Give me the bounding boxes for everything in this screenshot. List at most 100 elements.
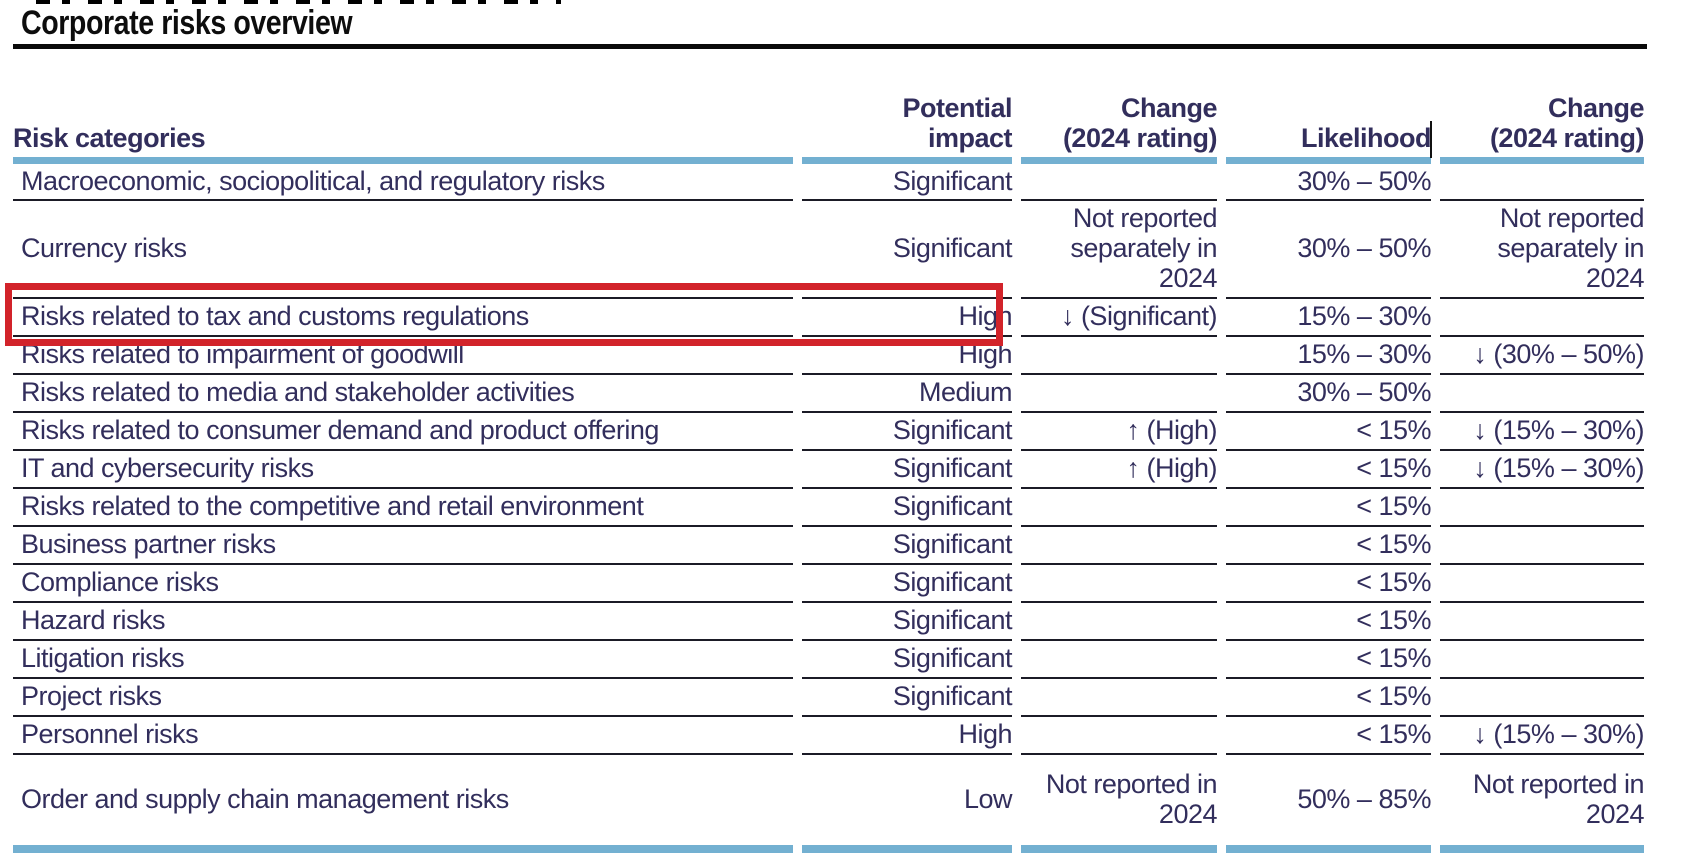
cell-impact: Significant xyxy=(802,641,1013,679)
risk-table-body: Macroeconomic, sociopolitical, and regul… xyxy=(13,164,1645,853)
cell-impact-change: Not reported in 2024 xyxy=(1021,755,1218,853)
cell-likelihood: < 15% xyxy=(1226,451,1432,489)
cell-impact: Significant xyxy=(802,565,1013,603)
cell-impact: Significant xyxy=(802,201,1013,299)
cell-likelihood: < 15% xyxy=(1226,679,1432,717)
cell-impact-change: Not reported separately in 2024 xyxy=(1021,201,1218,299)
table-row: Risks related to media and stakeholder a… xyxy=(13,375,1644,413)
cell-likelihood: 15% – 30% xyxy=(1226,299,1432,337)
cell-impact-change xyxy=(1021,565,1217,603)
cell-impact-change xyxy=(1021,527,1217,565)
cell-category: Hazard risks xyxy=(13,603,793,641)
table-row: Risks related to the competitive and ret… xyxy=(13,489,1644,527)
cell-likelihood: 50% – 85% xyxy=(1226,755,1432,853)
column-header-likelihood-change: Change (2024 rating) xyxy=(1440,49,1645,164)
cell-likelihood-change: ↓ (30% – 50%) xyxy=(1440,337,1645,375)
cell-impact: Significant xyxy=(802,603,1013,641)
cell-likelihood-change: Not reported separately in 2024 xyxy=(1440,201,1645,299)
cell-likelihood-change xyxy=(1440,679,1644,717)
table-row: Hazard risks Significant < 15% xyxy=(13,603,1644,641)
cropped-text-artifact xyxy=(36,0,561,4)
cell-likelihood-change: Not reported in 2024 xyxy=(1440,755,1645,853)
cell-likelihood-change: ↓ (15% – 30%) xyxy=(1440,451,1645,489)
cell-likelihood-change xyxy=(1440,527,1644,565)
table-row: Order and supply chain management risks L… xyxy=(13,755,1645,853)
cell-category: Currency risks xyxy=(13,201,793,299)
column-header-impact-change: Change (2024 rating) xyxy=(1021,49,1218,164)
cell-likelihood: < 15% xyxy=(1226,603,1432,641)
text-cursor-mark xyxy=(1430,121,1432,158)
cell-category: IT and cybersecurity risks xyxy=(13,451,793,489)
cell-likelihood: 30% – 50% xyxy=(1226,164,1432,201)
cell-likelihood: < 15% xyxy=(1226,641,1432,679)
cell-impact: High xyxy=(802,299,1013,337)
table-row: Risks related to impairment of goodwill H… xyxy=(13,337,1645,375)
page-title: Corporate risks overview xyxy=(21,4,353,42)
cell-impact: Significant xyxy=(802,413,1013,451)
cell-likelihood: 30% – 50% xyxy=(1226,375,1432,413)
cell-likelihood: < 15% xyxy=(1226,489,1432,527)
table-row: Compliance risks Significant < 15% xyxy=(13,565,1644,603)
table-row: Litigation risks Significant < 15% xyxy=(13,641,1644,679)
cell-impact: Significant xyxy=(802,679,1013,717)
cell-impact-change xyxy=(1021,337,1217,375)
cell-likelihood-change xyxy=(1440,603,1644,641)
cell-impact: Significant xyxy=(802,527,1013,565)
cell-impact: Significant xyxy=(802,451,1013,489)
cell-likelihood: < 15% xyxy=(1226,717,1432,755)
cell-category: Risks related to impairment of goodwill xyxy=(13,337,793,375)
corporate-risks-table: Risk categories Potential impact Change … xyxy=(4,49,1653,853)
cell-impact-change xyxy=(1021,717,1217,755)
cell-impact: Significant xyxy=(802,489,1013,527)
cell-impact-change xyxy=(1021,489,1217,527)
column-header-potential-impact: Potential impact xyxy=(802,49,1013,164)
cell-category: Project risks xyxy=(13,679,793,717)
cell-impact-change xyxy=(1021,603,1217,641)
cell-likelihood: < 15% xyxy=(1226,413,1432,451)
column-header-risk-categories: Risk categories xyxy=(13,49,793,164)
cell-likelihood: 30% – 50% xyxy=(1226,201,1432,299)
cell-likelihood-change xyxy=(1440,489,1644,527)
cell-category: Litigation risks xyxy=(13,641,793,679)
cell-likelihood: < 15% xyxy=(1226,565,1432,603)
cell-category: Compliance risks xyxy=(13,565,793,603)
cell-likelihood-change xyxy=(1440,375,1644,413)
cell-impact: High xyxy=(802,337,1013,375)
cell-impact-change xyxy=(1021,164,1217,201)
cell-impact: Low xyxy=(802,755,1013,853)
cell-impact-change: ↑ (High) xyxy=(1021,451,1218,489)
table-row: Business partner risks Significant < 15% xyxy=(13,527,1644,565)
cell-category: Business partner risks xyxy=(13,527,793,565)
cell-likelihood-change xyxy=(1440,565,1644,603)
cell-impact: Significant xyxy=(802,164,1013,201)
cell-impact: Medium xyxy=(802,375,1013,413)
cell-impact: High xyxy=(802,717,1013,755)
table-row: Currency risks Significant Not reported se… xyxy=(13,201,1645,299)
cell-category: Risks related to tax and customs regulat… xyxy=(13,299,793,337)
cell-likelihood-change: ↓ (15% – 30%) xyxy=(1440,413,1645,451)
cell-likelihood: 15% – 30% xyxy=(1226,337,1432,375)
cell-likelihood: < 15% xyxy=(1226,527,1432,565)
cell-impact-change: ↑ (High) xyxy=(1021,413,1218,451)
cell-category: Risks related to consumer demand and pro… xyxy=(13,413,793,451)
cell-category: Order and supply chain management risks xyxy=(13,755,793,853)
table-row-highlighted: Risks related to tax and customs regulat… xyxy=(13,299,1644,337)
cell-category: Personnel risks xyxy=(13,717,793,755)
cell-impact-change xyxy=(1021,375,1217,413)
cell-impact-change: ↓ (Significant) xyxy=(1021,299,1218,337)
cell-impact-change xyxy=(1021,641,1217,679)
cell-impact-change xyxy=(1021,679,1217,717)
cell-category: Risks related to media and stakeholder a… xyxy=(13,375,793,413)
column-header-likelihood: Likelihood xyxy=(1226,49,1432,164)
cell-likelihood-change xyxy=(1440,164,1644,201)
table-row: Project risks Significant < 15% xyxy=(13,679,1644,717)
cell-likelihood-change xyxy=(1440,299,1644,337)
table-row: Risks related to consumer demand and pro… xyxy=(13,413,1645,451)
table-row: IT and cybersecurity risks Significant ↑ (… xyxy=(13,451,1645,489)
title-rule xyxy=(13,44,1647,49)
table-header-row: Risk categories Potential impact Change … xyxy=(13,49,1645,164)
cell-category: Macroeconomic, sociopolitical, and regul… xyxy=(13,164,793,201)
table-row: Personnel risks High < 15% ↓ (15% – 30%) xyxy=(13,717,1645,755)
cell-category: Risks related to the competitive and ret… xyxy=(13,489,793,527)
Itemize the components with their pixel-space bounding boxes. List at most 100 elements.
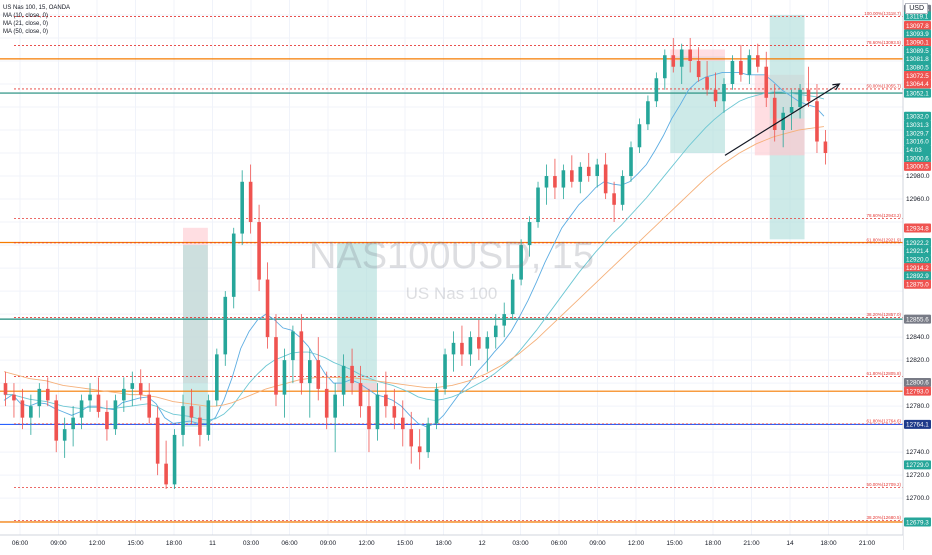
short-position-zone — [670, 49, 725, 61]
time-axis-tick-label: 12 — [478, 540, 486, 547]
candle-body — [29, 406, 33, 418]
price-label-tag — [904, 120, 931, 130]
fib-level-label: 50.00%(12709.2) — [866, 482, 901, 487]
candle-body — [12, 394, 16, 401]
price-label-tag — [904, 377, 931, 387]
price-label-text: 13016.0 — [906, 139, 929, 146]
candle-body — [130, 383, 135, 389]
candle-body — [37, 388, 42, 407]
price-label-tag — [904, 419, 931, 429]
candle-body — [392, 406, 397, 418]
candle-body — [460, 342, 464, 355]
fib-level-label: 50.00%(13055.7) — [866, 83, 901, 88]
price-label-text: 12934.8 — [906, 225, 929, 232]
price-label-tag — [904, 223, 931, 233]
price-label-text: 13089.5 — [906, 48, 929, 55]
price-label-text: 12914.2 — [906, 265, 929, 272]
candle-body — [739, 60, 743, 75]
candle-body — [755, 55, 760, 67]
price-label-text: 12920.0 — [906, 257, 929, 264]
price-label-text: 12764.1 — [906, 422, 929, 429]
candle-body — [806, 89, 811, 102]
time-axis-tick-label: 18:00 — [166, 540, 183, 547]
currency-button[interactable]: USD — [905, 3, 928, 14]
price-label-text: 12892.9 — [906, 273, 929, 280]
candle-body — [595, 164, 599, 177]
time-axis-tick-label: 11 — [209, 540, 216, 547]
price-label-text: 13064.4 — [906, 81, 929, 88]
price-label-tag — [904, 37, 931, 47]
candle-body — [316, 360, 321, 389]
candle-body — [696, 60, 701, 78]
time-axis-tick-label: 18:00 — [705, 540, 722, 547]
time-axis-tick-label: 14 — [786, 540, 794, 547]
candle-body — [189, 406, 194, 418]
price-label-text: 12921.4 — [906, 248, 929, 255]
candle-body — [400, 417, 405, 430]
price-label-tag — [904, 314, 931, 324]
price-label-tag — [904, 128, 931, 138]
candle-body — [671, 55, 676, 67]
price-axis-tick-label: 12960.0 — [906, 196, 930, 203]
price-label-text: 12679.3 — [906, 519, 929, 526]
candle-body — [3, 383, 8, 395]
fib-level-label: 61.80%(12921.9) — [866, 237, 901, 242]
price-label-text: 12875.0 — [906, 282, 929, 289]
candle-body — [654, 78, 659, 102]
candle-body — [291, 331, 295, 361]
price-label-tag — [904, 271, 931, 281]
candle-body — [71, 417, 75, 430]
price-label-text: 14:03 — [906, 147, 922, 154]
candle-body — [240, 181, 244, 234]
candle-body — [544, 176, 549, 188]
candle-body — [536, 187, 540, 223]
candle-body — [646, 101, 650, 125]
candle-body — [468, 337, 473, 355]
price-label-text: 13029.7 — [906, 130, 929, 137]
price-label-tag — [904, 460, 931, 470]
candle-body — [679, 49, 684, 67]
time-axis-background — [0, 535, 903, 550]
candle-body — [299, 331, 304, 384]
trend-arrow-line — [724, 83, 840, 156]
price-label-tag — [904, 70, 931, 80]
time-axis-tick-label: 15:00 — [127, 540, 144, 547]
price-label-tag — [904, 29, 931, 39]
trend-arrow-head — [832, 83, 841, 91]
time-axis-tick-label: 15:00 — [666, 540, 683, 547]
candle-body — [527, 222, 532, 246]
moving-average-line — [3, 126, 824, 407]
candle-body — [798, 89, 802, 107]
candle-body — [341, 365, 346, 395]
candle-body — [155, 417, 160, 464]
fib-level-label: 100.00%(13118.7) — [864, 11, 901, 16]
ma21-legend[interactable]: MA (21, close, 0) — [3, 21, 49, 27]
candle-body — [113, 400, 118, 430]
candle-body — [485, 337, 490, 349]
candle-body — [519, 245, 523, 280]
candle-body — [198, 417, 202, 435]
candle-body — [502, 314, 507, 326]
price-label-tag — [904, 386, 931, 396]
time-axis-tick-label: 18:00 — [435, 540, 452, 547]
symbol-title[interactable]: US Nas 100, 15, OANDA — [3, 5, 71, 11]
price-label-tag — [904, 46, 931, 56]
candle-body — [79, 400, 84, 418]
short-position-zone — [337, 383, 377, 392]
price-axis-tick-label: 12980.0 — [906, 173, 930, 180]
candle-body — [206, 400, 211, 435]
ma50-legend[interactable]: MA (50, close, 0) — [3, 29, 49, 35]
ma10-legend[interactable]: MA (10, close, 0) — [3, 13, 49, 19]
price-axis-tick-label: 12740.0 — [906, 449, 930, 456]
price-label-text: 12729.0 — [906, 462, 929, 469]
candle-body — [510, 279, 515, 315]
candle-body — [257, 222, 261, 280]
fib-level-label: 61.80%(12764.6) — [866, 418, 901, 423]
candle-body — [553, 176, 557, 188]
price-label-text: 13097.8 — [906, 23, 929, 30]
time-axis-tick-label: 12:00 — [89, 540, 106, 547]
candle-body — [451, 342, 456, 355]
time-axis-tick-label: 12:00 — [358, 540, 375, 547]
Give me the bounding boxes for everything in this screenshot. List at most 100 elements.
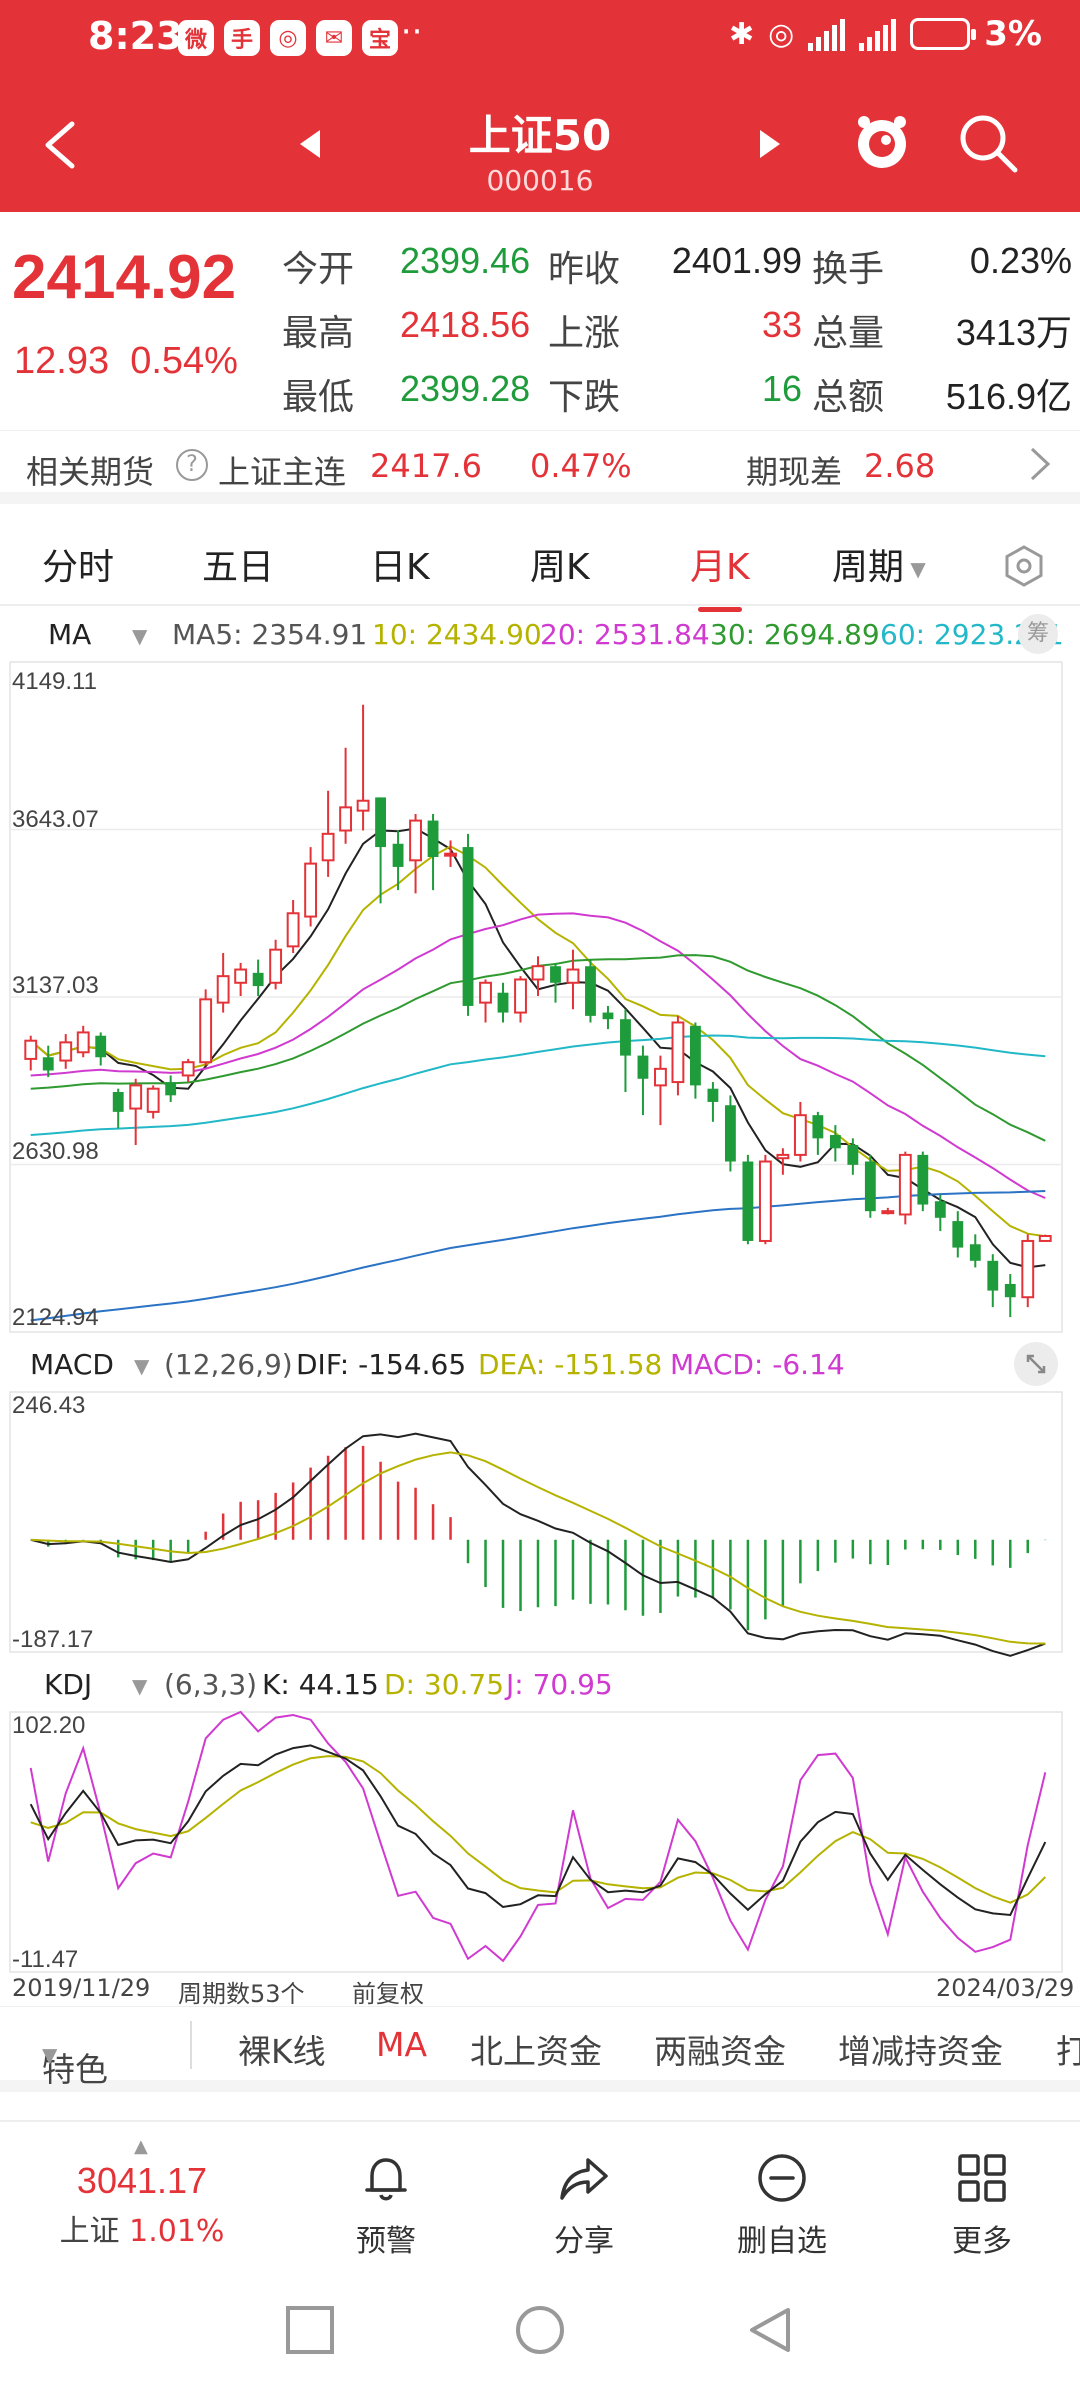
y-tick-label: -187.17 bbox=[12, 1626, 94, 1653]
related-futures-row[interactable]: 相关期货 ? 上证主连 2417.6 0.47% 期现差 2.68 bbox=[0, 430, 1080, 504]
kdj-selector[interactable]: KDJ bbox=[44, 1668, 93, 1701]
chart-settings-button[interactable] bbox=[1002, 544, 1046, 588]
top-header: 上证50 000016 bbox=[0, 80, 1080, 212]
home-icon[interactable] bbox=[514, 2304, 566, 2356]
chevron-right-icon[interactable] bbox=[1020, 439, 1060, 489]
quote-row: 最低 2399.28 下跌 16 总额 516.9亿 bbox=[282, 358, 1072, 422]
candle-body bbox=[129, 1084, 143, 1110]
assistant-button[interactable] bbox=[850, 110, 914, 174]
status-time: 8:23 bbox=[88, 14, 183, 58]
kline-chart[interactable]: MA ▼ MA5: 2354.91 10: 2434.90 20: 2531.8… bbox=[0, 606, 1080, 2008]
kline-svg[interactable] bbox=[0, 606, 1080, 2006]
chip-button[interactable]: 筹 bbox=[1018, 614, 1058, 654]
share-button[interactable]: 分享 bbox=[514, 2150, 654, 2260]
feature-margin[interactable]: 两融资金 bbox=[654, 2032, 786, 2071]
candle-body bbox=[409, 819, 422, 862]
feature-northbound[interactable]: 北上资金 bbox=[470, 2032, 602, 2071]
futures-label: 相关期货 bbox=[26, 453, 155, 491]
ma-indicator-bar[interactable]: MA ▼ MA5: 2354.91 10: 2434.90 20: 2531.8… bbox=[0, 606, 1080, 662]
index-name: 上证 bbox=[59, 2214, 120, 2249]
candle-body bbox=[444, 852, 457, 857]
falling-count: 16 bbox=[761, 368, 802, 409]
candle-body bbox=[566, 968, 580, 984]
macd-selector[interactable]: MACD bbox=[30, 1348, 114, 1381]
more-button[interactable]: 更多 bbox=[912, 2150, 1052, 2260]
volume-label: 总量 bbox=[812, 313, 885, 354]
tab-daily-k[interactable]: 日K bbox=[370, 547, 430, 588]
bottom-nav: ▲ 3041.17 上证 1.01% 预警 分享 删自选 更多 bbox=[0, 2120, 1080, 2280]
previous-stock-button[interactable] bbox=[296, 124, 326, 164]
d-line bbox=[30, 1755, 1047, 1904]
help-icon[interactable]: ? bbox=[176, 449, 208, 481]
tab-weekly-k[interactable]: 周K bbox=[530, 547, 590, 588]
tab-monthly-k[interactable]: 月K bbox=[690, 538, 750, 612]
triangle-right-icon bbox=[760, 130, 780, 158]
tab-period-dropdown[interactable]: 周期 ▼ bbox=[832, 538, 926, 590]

| Requirement |
Report each line in the entries above that contains the word "rating".

| Exercise answer |
column-header-likelihood-change: Change (2024 rating) xyxy=(1440,49,1645,164)
column-header-impact-change: Change (2024 rating) xyxy=(1021,49,1218,164)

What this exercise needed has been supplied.